▸ **TASK OBJECTIVE**
Scan the records below and say how many lines include the word "ketoglutarate", giving no other text.

▸ **EXERCISE INPUTS**
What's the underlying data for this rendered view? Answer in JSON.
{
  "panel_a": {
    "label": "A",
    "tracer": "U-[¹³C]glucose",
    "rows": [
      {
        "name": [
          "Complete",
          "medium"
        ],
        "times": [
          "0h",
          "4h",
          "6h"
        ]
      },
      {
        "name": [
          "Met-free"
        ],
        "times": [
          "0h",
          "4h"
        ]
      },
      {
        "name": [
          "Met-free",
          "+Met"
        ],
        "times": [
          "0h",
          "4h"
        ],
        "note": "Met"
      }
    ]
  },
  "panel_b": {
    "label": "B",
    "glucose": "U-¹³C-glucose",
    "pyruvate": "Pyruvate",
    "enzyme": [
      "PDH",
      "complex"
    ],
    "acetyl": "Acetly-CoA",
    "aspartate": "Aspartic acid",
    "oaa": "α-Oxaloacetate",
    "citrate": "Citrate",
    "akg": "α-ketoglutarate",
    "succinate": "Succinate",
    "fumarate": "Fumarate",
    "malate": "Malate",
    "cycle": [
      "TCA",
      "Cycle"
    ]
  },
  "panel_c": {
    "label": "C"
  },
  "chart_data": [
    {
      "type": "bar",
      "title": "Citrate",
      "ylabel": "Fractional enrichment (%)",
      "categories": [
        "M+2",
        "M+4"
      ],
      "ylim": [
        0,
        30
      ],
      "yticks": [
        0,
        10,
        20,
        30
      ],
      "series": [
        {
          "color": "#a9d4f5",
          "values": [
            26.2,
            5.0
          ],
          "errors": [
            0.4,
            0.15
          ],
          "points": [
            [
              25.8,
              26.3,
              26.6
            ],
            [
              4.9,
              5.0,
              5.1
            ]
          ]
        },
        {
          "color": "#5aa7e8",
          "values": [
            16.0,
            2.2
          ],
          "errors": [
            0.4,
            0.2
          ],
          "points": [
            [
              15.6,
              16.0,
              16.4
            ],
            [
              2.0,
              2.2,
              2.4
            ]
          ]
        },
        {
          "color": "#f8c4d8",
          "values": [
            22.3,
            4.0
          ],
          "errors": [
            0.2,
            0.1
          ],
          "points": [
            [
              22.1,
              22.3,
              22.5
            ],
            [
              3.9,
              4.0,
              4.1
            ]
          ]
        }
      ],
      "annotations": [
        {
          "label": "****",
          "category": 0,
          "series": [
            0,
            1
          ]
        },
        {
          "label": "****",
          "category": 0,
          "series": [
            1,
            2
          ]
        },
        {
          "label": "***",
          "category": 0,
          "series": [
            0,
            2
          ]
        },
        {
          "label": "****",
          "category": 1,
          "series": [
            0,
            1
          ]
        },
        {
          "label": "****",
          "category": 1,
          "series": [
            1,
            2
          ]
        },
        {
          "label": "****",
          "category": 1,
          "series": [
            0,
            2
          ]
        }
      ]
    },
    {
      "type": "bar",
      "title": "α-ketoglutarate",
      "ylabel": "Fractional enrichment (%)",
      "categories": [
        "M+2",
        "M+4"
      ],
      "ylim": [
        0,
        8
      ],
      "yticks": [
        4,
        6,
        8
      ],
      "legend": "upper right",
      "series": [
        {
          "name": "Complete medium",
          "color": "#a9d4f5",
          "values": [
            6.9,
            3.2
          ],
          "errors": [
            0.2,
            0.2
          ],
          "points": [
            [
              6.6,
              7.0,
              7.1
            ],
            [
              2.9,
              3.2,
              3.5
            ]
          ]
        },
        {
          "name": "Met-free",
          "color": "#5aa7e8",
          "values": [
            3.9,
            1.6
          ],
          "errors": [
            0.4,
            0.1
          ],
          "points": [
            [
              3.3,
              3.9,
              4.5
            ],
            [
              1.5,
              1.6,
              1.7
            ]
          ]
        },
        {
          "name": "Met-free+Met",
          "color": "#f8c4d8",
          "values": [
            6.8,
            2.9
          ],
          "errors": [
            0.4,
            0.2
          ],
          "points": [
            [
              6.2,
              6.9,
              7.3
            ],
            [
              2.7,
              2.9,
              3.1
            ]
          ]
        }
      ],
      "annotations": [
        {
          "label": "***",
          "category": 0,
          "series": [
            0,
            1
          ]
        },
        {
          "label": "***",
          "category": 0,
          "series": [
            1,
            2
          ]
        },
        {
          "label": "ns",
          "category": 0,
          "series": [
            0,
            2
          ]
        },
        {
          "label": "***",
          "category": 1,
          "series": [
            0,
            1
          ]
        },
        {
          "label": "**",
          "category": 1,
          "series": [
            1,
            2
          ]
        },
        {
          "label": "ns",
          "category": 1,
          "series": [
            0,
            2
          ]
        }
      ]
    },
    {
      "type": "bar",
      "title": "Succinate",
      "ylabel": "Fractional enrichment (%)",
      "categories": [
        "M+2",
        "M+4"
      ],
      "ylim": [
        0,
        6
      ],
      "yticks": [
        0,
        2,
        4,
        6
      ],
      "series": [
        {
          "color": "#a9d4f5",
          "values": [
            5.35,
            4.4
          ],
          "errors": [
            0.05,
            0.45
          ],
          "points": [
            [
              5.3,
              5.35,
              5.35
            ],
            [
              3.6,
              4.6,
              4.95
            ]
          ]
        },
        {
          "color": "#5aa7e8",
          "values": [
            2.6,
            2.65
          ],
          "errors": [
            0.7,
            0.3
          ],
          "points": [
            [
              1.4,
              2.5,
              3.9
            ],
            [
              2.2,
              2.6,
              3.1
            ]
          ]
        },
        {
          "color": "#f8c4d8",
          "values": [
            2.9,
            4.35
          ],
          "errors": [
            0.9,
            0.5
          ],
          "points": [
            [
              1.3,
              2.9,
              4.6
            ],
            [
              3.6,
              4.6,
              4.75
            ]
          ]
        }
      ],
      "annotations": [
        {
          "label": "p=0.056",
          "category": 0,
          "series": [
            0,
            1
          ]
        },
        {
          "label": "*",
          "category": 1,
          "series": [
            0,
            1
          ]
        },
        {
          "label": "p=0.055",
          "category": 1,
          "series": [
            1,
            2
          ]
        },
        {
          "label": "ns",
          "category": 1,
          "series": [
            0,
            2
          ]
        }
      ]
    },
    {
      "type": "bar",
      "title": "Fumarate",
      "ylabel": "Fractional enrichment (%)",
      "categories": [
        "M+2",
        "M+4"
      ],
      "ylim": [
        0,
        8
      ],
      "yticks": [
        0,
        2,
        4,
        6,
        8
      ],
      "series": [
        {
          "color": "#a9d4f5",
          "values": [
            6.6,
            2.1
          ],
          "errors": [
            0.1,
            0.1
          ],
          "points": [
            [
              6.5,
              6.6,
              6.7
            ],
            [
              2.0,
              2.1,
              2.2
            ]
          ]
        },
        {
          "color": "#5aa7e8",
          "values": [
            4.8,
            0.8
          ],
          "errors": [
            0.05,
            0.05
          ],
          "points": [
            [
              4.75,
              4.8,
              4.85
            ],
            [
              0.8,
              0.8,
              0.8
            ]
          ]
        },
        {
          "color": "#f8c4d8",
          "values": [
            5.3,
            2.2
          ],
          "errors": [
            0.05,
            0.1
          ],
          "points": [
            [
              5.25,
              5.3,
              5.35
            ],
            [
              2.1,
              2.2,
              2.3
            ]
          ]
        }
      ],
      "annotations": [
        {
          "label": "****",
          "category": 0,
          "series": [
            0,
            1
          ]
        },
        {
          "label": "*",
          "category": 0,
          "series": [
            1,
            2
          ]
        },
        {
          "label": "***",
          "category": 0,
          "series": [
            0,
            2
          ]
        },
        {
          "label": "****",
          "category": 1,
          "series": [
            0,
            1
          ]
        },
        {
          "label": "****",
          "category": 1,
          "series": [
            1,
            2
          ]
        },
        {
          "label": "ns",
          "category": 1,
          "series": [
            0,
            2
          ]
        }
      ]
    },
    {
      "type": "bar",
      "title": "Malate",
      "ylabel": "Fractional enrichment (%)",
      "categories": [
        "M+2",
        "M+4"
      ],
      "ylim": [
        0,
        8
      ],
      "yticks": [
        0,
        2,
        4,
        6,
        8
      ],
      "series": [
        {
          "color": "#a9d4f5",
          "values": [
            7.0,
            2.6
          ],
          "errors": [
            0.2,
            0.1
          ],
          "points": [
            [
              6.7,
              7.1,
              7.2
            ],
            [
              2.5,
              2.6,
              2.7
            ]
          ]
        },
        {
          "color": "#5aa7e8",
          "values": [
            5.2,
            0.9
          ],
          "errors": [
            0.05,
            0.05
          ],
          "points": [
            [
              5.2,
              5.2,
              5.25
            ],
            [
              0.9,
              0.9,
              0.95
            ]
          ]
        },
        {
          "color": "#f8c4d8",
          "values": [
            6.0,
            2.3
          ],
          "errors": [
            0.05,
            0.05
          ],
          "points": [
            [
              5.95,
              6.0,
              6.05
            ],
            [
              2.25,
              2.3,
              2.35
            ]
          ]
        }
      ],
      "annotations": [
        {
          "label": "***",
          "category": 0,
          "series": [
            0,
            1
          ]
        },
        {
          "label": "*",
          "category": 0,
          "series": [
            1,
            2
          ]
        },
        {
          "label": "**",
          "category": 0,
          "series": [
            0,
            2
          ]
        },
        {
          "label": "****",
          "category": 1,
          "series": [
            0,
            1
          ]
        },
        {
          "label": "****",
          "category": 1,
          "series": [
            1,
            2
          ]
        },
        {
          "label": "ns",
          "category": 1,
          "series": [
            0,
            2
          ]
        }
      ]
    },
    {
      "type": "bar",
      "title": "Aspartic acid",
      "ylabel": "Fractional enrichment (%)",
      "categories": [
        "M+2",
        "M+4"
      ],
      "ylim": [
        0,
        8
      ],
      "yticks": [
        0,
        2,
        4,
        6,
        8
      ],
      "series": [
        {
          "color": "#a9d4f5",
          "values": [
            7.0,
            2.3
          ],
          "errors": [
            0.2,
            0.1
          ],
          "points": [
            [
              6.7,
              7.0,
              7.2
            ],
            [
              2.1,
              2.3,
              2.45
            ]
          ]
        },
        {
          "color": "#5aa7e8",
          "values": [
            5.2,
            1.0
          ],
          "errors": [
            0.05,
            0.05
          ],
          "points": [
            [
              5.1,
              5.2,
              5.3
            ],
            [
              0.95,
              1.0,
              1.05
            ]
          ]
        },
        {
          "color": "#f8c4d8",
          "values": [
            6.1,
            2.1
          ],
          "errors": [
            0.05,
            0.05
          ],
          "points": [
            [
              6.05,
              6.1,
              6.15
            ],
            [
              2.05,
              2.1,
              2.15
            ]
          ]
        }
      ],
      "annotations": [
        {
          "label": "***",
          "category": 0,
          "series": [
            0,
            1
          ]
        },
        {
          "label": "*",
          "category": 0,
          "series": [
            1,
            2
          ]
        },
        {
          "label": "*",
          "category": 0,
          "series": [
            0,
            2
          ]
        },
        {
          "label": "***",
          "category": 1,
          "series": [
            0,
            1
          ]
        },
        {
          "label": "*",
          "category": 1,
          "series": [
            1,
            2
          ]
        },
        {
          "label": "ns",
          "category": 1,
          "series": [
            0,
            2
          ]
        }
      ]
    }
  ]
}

▸ **WORKED SOLUTION**
2